• **DIRECTIONS FOR THIS TASK**:
Carry none of the pictures over; set down the material below exactly.

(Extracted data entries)
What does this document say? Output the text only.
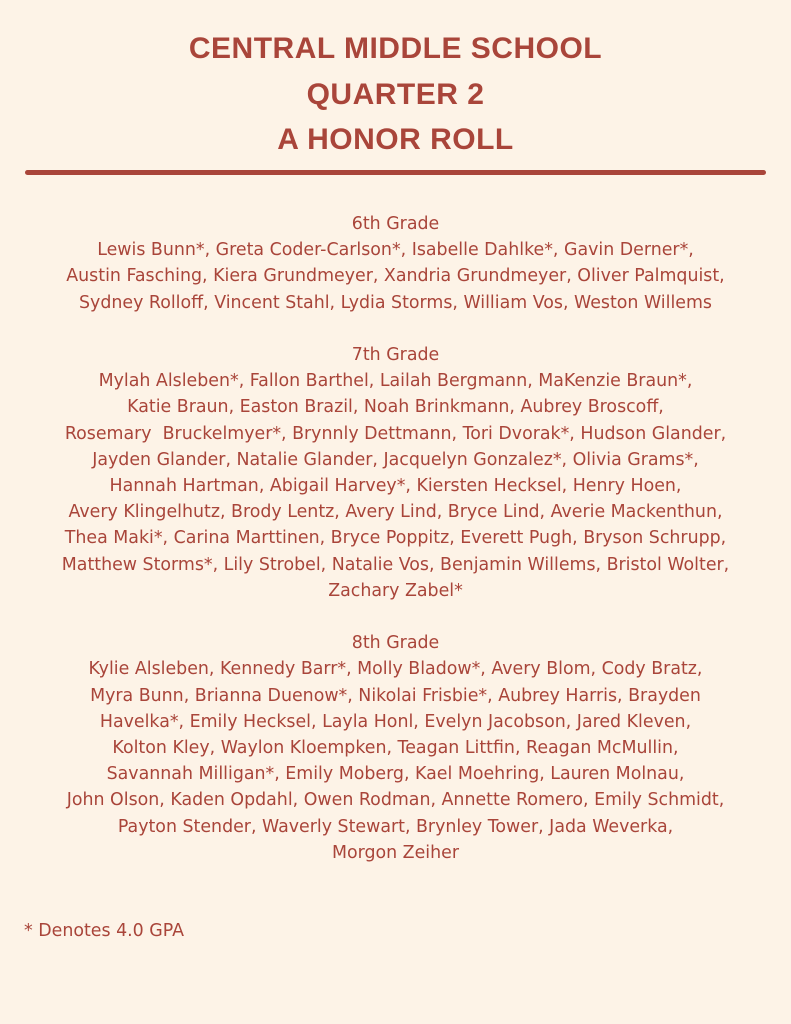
CENTRAL MIDDLE SCHOOL
QUARTER 2
A HONOR ROLL
6th Grade
Lewis Bunn*, Greta Coder-Carlson*, Isabelle Dahlke*, Gavin Derner*,
Austin Fasching, Kiera Grundmeyer, Xandria Grundmeyer, Oliver Palmquist,
Sydney Rolloff, Vincent Stahl, Lydia Storms, William Vos, Weston Willems
7th Grade
Mylah Alsleben*, Fallon Barthel, Lailah Bergmann, MaKenzie Braun*,
Katie Braun, Easton Brazil, Noah Brinkmann, Aubrey Broscoff,
Rosemary  Bruckelmyer*, Brynnly Dettmann, Tori Dvorak*, Hudson Glander,
Jayden Glander, Natalie Glander, Jacquelyn Gonzalez*, Olivia Grams*,
Hannah Hartman, Abigail Harvey*, Kiersten Hecksel, Henry Hoen,
Avery Klingelhutz, Brody Lentz, Avery Lind, Bryce Lind, Averie Mackenthun,
Thea Maki*, Carina Marttinen, Bryce Poppitz, Everett Pugh, Bryson Schrupp,
Matthew Storms*, Lily Strobel, Natalie Vos, Benjamin Willems, Bristol Wolter,
Zachary Zabel*
8th Grade
Kylie Alsleben, Kennedy Barr*, Molly Bladow*, Avery Blom, Cody Bratz,
Myra Bunn, Brianna Duenow*, Nikolai Frisbie*, Aubrey Harris, Brayden
Havelka*, Emily Hecksel, Layla Honl, Evelyn Jacobson, Jared Kleven,
Kolton Kley, Waylon Kloempken, Teagan Littfin, Reagan McMullin,
Savannah Milligan*, Emily Moberg, Kael Moehring, Lauren Molnau,
John Olson, Kaden Opdahl, Owen Rodman, Annette Romero, Emily Schmidt,
Payton Stender, Waverly Stewart, Brynley Tower, Jada Weverka,
Morgon Zeiher
* Denotes 4.0 GPA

• **COMPLETED TASK**:
What does this document say? Output the text only.
CENTRAL MIDDLE SCHOOL
QUARTER 2
A HONOR ROLL
6th Grade
Lewis Bunn*, Greta Coder-Carlson*, Isabelle Dahlke*, Gavin Derner*,
Austin Fasching, Kiera Grundmeyer, Xandria Grundmeyer, Oliver Palmquist,
Sydney Rolloff, Vincent Stahl, Lydia Storms, William Vos, Weston Willems
7th Grade
Mylah Alsleben*, Fallon Barthel, Lailah Bergmann, MaKenzie Braun*,
Katie Braun, Easton Brazil, Noah Brinkmann, Aubrey Broscoff,
Rosemary  Bruckelmyer*, Brynnly Dettmann, Tori Dvorak*, Hudson Glander,
Jayden Glander, Natalie Glander, Jacquelyn Gonzalez*, Olivia Grams*,
Hannah Hartman, Abigail Harvey*, Kiersten Hecksel, Henry Hoen,
Avery Klingelhutz, Brody Lentz, Avery Lind, Bryce Lind, Averie Mackenthun,
Thea Maki*, Carina Marttinen, Bryce Poppitz, Everett Pugh, Bryson Schrupp,
Matthew Storms*, Lily Strobel, Natalie Vos, Benjamin Willems, Bristol Wolter,
Zachary Zabel*
8th Grade
Kylie Alsleben, Kennedy Barr*, Molly Bladow*, Avery Blom, Cody Bratz,
Myra Bunn, Brianna Duenow*, Nikolai Frisbie*, Aubrey Harris, Brayden
Havelka*, Emily Hecksel, Layla Honl, Evelyn Jacobson, Jared Kleven,
Kolton Kley, Waylon Kloempken, Teagan Littfin, Reagan McMullin,
Savannah Milligan*, Emily Moberg, Kael Moehring, Lauren Molnau,
John Olson, Kaden Opdahl, Owen Rodman, Annette Romero, Emily Schmidt,
Payton Stender, Waverly Stewart, Brynley Tower, Jada Weverka,
Morgon Zeiher
* Denotes 4.0 GPA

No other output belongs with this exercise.